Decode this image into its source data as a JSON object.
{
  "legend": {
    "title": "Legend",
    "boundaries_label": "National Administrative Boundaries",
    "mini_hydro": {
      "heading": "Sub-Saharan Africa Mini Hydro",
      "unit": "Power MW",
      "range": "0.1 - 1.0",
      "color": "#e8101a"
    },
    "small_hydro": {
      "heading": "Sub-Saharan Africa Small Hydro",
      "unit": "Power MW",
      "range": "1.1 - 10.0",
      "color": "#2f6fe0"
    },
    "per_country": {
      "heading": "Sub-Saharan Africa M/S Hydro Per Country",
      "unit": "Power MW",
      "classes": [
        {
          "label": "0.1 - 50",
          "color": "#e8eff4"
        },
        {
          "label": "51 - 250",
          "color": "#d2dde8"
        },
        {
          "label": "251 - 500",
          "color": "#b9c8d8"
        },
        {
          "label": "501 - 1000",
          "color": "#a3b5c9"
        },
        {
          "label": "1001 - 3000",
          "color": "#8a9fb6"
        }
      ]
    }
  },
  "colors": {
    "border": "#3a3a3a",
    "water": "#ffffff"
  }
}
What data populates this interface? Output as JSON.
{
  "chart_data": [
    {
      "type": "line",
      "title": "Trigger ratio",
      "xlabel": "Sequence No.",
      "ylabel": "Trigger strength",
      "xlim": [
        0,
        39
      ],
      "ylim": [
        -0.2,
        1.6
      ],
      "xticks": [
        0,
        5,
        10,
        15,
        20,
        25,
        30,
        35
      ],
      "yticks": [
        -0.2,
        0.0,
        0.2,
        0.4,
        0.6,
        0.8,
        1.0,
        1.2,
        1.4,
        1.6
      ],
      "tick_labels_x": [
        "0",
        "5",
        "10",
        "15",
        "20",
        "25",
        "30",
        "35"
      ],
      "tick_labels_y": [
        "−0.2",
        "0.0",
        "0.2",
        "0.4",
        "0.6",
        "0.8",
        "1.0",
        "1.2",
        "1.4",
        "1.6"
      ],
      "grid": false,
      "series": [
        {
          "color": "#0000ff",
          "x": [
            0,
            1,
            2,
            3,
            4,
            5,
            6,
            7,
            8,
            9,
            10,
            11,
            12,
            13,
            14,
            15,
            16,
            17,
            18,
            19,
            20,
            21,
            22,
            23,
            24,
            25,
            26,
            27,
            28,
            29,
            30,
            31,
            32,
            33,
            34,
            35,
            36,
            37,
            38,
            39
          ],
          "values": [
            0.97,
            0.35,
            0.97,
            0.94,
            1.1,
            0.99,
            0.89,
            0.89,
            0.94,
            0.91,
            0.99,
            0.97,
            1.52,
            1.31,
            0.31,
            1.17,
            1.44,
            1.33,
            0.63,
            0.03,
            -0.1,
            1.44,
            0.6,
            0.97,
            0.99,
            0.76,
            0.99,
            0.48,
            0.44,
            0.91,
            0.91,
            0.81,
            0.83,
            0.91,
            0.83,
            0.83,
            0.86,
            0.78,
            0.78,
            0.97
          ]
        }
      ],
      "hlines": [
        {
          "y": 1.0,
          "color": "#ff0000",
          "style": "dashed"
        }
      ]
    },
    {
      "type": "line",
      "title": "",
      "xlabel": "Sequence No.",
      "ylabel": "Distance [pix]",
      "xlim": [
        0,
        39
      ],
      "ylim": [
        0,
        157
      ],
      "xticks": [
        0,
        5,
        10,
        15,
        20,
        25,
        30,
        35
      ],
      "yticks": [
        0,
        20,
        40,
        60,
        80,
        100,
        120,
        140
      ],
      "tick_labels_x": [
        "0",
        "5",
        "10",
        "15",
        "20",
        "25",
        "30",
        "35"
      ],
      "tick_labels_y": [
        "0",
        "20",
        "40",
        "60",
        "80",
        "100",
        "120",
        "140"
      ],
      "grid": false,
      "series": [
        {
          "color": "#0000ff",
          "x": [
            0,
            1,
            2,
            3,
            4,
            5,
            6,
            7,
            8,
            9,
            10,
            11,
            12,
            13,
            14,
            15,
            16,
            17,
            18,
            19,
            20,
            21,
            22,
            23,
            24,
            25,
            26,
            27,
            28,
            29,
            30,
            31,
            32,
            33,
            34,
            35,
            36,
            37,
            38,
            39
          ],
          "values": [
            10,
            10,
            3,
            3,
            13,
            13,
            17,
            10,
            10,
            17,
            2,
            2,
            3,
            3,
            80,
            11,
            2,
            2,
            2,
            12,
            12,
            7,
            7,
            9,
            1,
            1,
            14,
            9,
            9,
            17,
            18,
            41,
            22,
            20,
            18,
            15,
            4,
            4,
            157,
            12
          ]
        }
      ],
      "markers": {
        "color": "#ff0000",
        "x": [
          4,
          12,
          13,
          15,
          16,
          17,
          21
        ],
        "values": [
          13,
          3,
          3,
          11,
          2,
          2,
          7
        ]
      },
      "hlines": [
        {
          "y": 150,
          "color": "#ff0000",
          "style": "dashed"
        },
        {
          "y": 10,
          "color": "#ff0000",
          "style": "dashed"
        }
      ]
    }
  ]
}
════
■ **Exercise prompt**
Copy each line in the data that holds the word "Trigger".

■ **Problem solution**
      "title": "Trigger ratio",
      "ylabel": "Trigger strength",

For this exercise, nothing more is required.